[PROBLEM TO SOLVE] Extract the complete listing and repeat it word for word.

[Dataset entries on figures]

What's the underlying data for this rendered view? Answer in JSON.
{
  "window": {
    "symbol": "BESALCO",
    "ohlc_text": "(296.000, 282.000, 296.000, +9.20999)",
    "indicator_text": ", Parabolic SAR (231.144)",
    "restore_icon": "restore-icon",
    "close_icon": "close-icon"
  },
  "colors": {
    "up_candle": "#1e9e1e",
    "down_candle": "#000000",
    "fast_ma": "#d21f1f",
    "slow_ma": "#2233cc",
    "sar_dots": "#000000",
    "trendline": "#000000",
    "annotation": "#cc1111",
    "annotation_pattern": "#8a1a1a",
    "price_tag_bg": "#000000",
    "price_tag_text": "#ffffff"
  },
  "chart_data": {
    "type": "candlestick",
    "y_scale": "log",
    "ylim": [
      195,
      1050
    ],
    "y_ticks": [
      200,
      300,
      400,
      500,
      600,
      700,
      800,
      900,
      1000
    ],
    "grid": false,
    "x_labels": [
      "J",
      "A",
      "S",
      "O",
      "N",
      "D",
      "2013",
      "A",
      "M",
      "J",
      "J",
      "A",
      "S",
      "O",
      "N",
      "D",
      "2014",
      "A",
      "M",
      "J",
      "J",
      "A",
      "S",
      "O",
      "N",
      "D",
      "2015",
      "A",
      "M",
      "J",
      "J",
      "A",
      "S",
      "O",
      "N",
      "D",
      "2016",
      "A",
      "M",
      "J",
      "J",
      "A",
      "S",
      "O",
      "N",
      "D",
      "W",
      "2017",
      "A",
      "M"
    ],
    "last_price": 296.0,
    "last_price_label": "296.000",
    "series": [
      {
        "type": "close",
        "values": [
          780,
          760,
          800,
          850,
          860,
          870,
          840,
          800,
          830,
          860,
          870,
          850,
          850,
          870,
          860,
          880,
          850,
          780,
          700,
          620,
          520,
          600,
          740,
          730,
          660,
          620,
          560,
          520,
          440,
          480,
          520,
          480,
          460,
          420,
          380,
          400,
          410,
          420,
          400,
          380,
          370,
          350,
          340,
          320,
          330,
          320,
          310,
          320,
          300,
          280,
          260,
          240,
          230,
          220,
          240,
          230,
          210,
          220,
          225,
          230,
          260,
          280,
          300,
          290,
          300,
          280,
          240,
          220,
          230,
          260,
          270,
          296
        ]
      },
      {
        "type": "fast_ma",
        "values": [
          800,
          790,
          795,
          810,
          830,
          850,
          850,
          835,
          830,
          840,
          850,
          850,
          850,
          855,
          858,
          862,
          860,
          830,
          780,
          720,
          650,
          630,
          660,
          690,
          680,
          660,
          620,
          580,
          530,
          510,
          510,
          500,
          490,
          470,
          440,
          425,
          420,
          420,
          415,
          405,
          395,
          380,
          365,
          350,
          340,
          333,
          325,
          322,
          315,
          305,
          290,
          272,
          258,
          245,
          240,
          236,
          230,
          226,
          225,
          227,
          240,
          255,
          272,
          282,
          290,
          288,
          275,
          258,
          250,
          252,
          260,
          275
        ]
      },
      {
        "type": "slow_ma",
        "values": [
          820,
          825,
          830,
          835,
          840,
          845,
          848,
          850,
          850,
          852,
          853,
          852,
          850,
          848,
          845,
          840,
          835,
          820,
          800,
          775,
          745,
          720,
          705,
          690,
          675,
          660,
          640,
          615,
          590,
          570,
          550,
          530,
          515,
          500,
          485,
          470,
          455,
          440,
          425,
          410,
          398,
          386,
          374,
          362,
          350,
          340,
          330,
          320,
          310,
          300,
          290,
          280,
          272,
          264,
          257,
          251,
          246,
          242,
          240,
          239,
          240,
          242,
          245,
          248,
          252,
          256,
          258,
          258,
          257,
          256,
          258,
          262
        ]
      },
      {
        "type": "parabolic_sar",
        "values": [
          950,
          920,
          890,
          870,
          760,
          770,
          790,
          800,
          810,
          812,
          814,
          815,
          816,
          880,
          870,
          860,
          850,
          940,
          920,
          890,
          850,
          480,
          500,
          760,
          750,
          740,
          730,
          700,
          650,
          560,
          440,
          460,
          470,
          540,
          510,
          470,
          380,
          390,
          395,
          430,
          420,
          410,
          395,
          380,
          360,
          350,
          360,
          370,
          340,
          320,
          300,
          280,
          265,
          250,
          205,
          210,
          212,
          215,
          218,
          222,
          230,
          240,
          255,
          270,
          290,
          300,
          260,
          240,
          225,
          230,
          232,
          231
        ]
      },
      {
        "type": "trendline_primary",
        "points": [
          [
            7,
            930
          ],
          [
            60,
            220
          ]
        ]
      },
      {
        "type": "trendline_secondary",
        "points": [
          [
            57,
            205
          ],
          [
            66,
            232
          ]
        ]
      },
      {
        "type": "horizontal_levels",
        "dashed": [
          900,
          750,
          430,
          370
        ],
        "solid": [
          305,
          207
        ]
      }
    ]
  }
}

[TASK ANSWER]
What's the underlying data for this rendered view? Answer in JSON.
{
  "window": {
    "symbol": "BESALCO",
    "ohlc_text": "(296.000, 282.000, 296.000, +9.20999)",
    "indicator_text": ", Parabolic SAR (231.144)",
    "restore_icon": "restore-icon",
    "close_icon": "close-icon"
  },
  "colors": {
    "up_candle": "#1e9e1e",
    "down_candle": "#000000",
    "fast_ma": "#d21f1f",
    "slow_ma": "#2233cc",
    "sar_dots": "#000000",
    "trendline": "#000000",
    "annotation": "#cc1111",
    "annotation_pattern": "#8a1a1a",
    "price_tag_bg": "#000000",
    "price_tag_text": "#ffffff"
  },
  "chart_data": {
    "type": "candlestick",
    "y_scale": "log",
    "ylim": [
      195,
      1050
    ],
    "y_ticks": [
      200,
      300,
      400,
      500,
      600,
      700,
      800,
      900,
      1000
    ],
    "grid": false,
    "x_labels": [
      "J",
      "A",
      "S",
      "O",
      "N",
      "D",
      "2013",
      "A",
      "M",
      "J",
      "J",
      "A",
      "S",
      "O",
      "N",
      "D",
      "2014",
      "A",
      "M",
      "J",
      "J",
      "A",
      "S",
      "O",
      "N",
      "D",
      "2015",
      "A",
      "M",
      "J",
      "J",
      "A",
      "S",
      "O",
      "N",
      "D",
      "2016",
      "A",
      "M",
      "J",
      "J",
      "A",
      "S",
      "O",
      "N",
      "D",
      "W",
      "2017",
      "A",
      "M"
    ],
    "last_price": 296.0,
    "last_price_label": "296.000",
    "series": [
      {
        "type": "close",
        "values": [
          780,
          760,
          800,
          850,
          860,
          870,
          840,
          800,
          830,
          860,
          870,
          850,
          850,
          870,
          860,
          880,
          850,
          780,
          700,
          620,
          520,
          600,
          740,
          730,
          660,
          620,
          560,
          520,
          440,
          480,
          520,
          480,
          460,
          420,
          380,
          400,
          410,
          420,
          400,
          380,
          370,
          350,
          340,
          320,
          330,
          320,
          310,
          320,
          300,
          280,
          260,
          240,
          230,
          220,
          240,
          230,
          210,
          220,
          225,
          230,
          260,
          280,
          300,
          290,
          300,
          280,
          240,
          220,
          230,
          260,
          270,
          296
        ]
      },
      {
        "type": "fast_ma",
        "values": [
          800,
          790,
          795,
          810,
          830,
          850,
          850,
          835,
          830,
          840,
          850,
          850,
          850,
          855,
          858,
          862,
          860,
          830,
          780,
          720,
          650,
          630,
          660,
          690,
          680,
          660,
          620,
          580,
          530,
          510,
          510,
          500,
          490,
          470,
          440,
          425,
          420,
          420,
          415,
          405,
          395,
          380,
          365,
          350,
          340,
          333,
          325,
          322,
          315,
          305,
          290,
          272,
          258,
          245,
          240,
          236,
          230,
          226,
          225,
          227,
          240,
          255,
          272,
          282,
          290,
          288,
          275,
          258,
          250,
          252,
          260,
          275
        ]
      },
      {
        "type": "slow_ma",
        "values": [
          820,
          825,
          830,
          835,
          840,
          845,
          848,
          850,
          850,
          852,
          853,
          852,
          850,
          848,
          845,
          840,
          835,
          820,
          800,
          775,
          745,
          720,
          705,
          690,
          675,
          660,
          640,
          615,
          590,
          570,
          550,
          530,
          515,
          500,
          485,
          470,
          455,
          440,
          425,
          410,
          398,
          386,
          374,
          362,
          350,
          340,
          330,
          320,
          310,
          300,
          290,
          280,
          272,
          264,
          257,
          251,
          246,
          242,
          240,
          239,
          240,
          242,
          245,
          248,
          252,
          256,
          258,
          258,
          257,
          256,
          258,
          262
        ]
      },
      {
        "type": "parabolic_sar",
        "values": [
          950,
          920,
          890,
          870,
          760,
          770,
          790,
          800,
          810,
          812,
          814,
          815,
          816,
          880,
          870,
          860,
          850,
          940,
          920,
          890,
          850,
          480,
          500,
          760,
          750,
          740,
          730,
          700,
          650,
          560,
          440,
          460,
          470,
          540,
          510,
          470,
          380,
          390,
          395,
          430,
          420,
          410,
          395,
          380,
          360,
          350,
          360,
          370,
          340,
          320,
          300,
          280,
          265,
          250,
          205,
          210,
          212,
          215,
          218,
          222,
          230,
          240,
          255,
          270,
          290,
          300,
          260,
          240,
          225,
          230,
          232,
          231
        ]
      },
      {
        "type": "trendline_primary",
        "points": [
          [
            7,
            930
          ],
          [
            60,
            220
          ]
        ]
      },
      {
        "type": "trendline_secondary",
        "points": [
          [
            57,
            205
          ],
          [
            66,
            232
          ]
        ]
      },
      {
        "type": "horizontal_levels",
        "dashed": [
          900,
          750,
          430,
          370
        ],
        "solid": [
          305,
          207
        ]
      }
    ]
  }
}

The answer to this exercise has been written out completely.